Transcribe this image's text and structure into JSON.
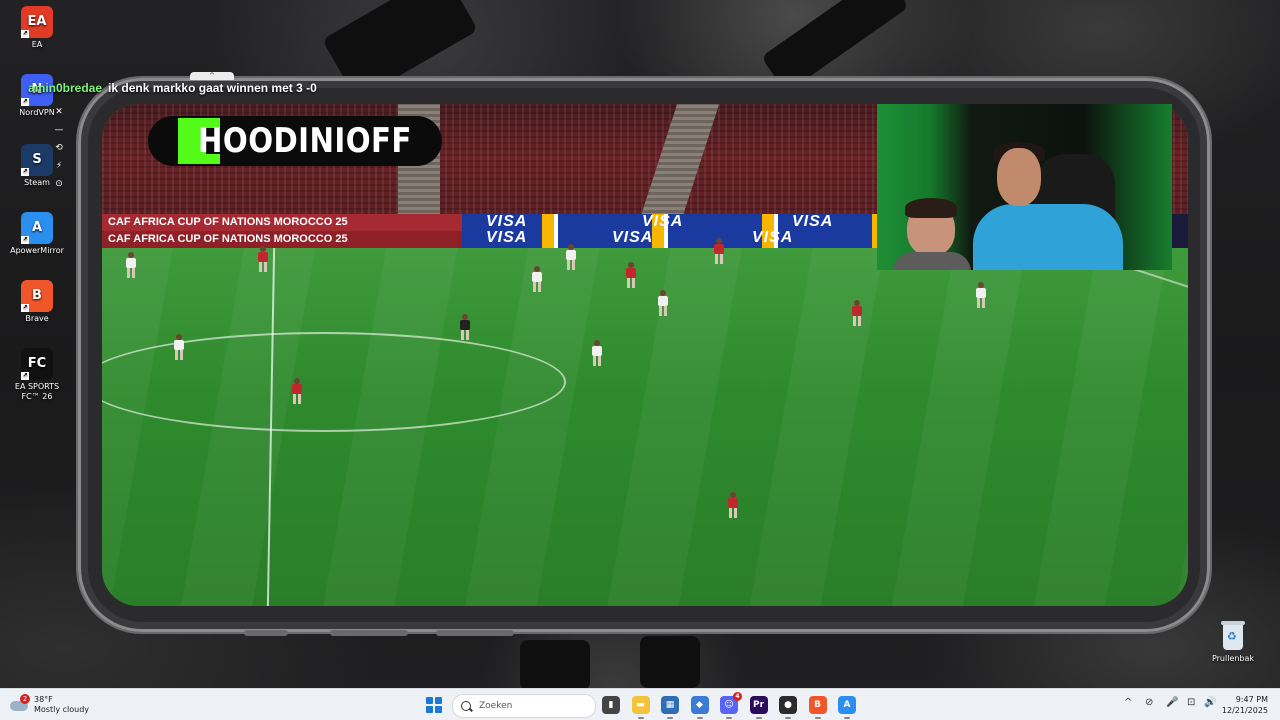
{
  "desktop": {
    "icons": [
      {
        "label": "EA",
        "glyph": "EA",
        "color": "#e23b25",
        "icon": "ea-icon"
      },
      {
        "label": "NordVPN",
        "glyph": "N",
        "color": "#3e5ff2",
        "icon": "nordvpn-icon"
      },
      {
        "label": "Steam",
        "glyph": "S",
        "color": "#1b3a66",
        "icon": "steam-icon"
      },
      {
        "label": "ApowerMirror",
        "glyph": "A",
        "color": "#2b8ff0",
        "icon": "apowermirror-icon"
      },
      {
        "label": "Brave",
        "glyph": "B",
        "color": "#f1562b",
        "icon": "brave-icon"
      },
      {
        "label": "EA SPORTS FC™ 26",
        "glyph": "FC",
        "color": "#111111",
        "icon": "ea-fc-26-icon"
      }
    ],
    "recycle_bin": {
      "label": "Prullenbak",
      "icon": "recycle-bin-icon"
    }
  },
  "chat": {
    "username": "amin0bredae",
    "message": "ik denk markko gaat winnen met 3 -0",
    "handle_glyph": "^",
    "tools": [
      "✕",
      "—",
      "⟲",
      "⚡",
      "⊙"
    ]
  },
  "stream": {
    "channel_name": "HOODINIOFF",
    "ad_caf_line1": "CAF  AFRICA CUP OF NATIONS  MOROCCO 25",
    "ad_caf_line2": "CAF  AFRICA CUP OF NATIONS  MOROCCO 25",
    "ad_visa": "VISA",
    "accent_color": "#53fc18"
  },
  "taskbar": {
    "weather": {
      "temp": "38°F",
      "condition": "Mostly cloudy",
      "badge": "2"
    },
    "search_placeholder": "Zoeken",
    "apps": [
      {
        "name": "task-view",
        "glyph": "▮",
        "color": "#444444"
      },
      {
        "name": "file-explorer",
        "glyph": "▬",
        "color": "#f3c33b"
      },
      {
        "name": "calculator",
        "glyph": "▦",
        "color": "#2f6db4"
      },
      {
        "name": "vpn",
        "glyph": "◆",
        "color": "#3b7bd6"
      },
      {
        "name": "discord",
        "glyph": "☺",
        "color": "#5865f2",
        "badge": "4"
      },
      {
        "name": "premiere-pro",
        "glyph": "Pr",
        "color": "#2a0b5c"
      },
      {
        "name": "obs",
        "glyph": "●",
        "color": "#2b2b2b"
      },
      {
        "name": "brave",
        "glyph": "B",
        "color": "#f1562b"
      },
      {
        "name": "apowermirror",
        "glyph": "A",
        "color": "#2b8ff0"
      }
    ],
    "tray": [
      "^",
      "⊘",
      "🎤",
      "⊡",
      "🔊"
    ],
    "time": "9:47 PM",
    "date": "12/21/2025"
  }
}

___

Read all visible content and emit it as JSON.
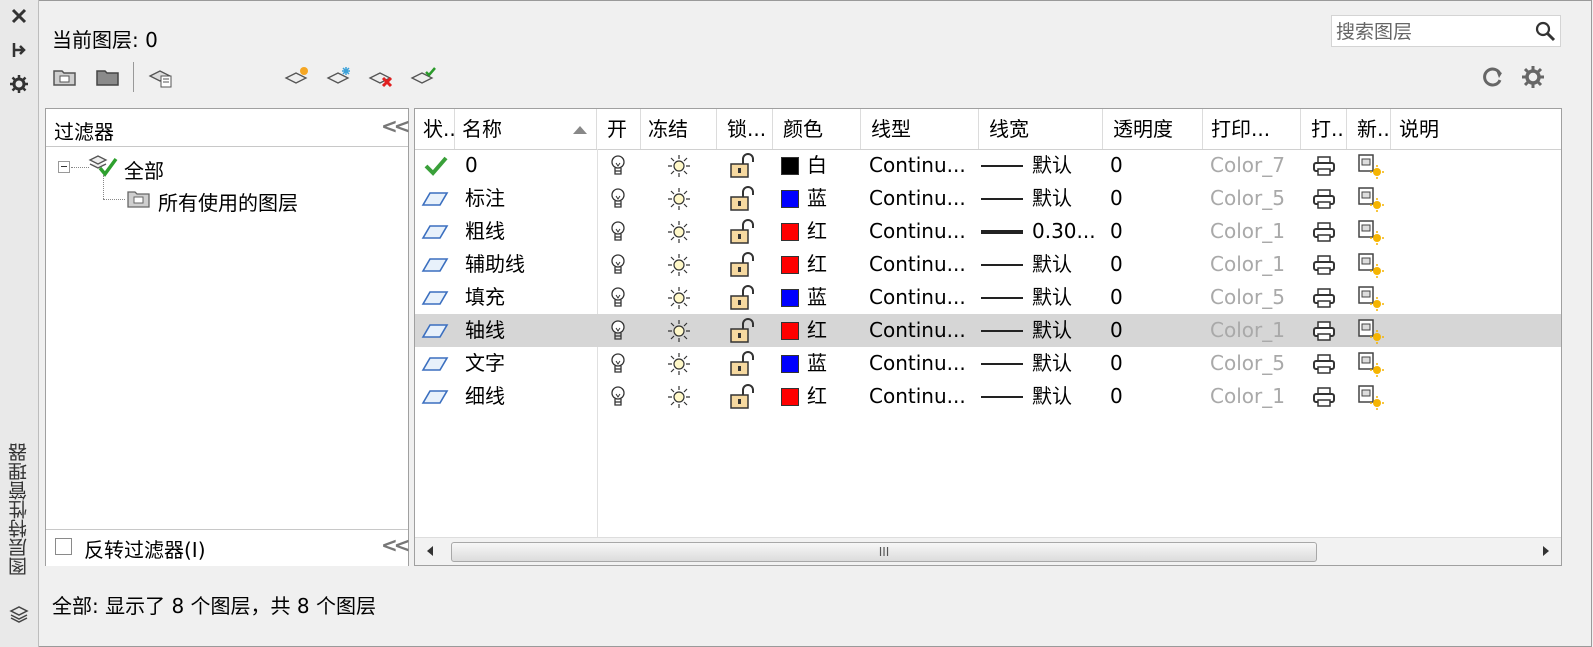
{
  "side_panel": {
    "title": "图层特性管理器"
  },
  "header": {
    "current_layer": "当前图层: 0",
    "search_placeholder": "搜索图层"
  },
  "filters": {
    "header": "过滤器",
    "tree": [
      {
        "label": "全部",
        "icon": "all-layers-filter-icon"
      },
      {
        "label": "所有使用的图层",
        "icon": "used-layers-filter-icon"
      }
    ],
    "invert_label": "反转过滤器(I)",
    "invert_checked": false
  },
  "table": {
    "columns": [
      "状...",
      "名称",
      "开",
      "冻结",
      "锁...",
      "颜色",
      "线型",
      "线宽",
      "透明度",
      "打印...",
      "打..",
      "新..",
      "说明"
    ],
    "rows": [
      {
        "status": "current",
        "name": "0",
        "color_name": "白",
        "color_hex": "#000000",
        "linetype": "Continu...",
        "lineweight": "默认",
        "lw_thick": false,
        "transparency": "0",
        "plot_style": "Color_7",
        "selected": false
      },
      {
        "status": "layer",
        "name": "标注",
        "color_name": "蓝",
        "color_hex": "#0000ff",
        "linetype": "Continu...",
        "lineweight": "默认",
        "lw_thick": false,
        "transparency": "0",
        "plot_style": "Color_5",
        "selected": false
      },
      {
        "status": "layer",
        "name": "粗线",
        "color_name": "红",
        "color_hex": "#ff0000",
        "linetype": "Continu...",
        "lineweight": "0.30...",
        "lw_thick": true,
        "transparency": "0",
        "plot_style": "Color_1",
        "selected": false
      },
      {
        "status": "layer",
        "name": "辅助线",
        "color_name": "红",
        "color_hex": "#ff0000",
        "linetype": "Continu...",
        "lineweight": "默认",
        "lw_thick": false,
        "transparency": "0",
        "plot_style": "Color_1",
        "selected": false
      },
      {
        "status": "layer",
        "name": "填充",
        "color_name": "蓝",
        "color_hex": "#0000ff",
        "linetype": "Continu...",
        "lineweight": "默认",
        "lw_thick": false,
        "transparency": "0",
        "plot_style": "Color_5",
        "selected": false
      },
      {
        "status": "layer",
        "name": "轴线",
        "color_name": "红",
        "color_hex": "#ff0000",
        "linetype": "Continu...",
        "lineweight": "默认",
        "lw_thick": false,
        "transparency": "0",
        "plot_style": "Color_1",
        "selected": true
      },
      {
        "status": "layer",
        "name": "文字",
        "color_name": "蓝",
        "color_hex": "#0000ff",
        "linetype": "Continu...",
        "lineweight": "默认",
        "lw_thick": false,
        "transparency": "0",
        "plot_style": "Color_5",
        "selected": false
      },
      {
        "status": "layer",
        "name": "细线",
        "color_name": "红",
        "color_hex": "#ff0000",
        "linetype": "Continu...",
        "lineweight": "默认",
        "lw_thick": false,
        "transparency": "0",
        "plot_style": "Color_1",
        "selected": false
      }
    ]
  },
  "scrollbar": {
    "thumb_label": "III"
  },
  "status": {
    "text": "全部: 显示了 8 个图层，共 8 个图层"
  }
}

___

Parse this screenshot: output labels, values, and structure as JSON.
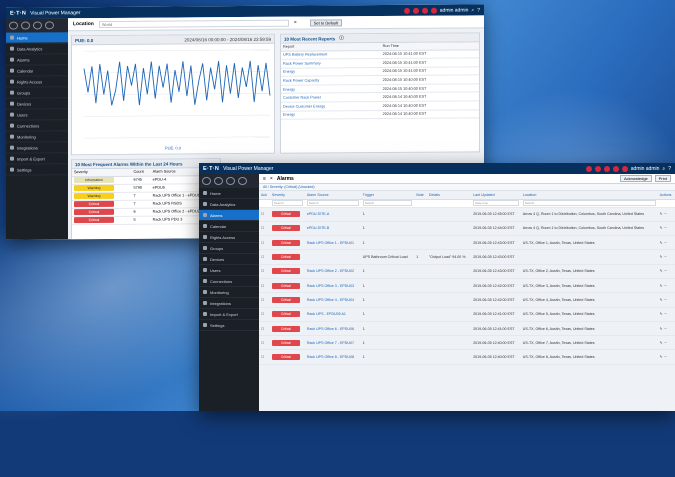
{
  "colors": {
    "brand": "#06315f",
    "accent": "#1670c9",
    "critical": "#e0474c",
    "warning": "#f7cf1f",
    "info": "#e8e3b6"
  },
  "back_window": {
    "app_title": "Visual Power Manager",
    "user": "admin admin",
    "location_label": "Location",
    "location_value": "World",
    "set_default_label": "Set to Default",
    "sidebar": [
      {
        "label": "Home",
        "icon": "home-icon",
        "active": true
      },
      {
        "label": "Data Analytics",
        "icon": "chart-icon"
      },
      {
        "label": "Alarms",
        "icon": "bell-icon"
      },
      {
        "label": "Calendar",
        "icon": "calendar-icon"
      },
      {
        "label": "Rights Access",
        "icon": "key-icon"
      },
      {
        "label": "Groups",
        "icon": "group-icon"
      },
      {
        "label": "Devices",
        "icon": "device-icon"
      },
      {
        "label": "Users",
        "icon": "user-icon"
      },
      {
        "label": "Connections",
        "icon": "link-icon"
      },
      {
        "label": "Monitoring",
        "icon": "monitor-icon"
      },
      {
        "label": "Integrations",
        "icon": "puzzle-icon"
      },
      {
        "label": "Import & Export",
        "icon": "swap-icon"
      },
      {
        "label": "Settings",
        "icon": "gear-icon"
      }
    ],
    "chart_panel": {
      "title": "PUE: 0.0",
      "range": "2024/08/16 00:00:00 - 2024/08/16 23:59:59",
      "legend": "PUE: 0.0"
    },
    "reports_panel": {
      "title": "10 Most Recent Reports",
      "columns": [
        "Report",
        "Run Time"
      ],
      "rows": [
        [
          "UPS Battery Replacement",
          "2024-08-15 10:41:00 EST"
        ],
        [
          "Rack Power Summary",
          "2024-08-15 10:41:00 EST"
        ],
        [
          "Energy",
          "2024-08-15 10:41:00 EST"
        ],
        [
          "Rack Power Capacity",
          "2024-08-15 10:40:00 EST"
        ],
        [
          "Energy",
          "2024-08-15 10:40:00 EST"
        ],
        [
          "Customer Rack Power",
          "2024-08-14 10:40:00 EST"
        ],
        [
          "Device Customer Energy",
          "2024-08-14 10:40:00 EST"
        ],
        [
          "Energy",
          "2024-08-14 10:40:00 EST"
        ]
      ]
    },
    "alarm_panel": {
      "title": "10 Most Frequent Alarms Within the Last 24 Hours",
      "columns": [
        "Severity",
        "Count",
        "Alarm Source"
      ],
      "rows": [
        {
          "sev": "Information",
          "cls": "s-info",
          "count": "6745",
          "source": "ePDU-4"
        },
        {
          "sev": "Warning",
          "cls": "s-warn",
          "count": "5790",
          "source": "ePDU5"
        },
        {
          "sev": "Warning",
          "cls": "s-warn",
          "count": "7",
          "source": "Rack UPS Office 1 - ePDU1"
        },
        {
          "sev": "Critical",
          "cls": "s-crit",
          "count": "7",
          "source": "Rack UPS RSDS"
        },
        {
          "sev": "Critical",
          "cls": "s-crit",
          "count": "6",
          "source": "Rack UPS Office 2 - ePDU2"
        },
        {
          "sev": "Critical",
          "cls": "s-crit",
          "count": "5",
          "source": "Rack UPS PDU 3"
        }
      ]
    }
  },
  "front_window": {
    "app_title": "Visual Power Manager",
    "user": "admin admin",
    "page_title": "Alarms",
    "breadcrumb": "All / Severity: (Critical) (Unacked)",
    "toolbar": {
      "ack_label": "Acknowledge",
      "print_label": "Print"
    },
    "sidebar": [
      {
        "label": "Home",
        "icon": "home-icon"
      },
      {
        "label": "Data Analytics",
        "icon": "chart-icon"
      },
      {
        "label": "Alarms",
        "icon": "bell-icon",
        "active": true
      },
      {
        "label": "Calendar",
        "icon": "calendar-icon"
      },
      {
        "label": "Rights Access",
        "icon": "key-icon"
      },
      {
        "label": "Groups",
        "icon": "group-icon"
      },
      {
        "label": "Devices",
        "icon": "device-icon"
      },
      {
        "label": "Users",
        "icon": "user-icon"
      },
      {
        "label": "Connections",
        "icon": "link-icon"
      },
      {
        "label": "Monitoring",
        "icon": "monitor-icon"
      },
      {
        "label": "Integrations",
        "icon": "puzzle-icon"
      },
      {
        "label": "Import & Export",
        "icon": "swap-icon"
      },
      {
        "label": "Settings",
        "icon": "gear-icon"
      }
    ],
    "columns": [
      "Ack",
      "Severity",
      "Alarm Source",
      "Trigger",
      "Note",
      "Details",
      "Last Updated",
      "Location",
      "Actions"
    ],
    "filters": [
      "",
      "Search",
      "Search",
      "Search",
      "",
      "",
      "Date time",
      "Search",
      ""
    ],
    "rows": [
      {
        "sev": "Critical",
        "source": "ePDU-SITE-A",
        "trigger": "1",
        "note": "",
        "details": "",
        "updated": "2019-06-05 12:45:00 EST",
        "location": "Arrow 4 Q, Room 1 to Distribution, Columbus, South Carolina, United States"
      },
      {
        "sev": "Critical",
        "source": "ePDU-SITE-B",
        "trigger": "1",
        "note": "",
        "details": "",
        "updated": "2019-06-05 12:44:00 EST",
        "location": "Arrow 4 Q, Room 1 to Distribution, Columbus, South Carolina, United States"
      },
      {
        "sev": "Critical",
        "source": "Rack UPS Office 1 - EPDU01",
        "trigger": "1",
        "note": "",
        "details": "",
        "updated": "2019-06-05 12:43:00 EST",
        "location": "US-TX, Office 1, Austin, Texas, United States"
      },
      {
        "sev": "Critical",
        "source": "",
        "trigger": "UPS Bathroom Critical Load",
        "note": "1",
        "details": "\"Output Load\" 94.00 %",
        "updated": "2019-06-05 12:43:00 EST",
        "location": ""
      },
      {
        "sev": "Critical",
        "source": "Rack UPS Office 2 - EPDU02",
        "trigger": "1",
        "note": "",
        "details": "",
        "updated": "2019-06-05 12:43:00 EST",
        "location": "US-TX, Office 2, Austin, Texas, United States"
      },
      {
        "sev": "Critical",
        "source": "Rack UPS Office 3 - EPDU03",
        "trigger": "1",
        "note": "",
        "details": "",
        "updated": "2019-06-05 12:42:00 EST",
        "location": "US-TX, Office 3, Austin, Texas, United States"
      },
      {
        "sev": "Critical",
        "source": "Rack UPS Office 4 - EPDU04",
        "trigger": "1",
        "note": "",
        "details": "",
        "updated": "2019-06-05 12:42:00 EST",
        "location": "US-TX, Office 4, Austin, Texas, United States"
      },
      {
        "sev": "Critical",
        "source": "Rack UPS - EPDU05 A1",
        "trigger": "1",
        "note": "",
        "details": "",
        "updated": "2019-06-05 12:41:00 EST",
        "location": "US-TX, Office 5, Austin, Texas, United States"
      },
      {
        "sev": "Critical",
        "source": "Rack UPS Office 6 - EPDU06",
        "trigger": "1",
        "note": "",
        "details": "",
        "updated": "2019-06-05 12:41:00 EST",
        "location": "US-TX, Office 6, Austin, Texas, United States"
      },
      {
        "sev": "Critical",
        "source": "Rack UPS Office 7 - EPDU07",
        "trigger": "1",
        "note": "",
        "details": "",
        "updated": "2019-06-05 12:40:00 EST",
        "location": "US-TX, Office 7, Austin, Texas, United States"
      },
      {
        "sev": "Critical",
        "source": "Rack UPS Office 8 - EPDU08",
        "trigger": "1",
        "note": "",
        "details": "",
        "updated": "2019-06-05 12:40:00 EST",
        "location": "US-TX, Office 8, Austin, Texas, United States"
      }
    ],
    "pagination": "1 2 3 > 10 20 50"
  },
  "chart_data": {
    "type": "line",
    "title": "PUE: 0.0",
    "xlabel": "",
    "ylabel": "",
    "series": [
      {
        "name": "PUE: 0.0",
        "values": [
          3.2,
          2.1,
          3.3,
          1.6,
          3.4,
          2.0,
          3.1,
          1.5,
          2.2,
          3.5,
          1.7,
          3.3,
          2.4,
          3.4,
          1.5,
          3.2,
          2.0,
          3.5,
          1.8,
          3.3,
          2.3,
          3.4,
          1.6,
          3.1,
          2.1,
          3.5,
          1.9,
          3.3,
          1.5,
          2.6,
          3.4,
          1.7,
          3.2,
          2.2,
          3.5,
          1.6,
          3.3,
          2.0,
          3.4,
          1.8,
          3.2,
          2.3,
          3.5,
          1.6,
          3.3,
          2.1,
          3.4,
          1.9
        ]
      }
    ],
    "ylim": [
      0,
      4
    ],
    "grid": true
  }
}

___

Check every line in the material above for the string "JSON", then give only the number of lines that have it.

— Expected answer —
3